Copy the data below exactly, omitting any picture it contains.

_ _ _

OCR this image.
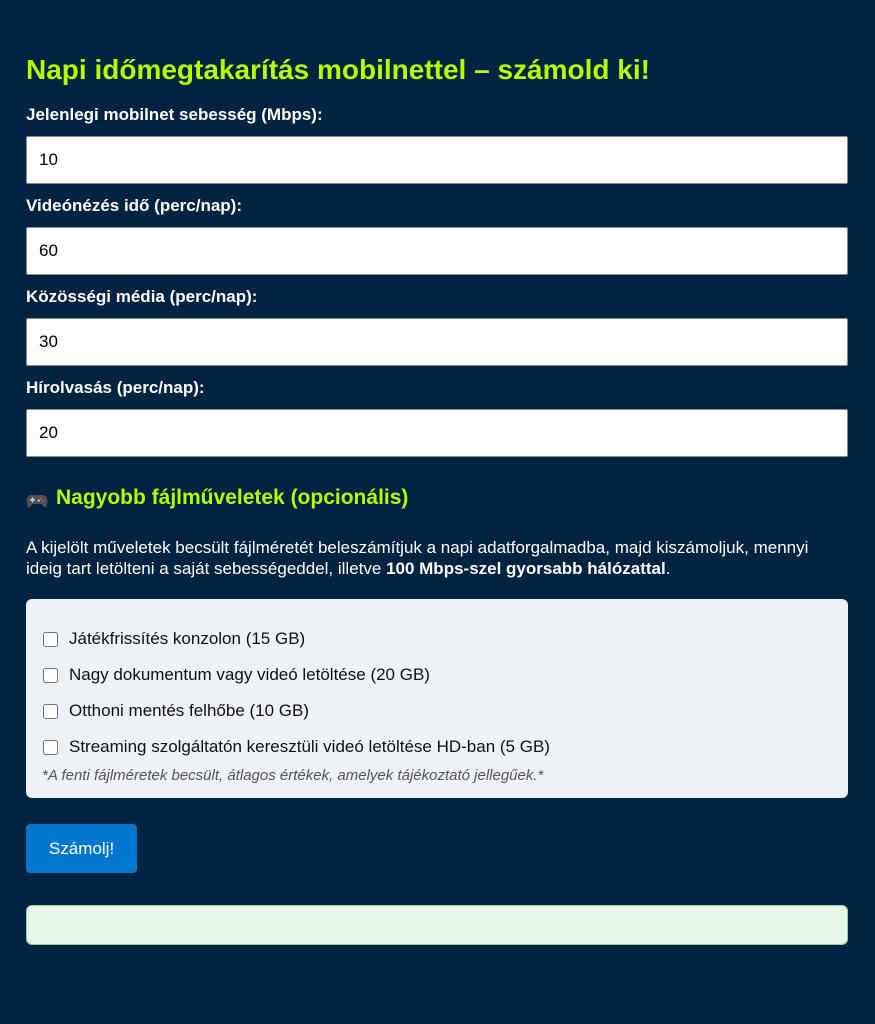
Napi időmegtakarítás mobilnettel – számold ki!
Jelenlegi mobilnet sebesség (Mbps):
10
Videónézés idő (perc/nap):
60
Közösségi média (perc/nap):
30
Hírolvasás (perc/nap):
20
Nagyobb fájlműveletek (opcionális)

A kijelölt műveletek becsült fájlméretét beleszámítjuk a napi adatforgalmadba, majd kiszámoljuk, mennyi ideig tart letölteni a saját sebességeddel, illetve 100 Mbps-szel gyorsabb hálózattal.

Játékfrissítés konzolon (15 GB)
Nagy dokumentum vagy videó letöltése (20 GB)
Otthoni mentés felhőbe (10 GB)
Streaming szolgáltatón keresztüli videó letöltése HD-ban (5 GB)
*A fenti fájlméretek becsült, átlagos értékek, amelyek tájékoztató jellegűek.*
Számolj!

_ _ _

> SOLUTION FOR THIS PROBLEM
OCR this image.
Napi időmegtakarítás mobilnettel – számold ki!
Jelenlegi mobilnet sebesség (Mbps):
10
Videónézés idő (perc/nap):
60
Közösségi média (perc/nap):
30
Hírolvasás (perc/nap):
20
Nagyobb fájlműveletek (opcionális)

A kijelölt műveletek becsült fájlméretét beleszámítjuk a napi adatforgalmadba, majd kiszámoljuk, mennyi ideig tart letölteni a saját sebességeddel, illetve 100 Mbps-szel gyorsabb hálózattal.

Játékfrissítés konzolon (15 GB)
Nagy dokumentum vagy videó letöltése (20 GB)
Otthoni mentés felhőbe (10 GB)
Streaming szolgáltatón keresztüli videó letöltése HD-ban (5 GB)
*A fenti fájlméretek becsült, átlagos értékek, amelyek tájékoztató jellegűek.*
Számolj!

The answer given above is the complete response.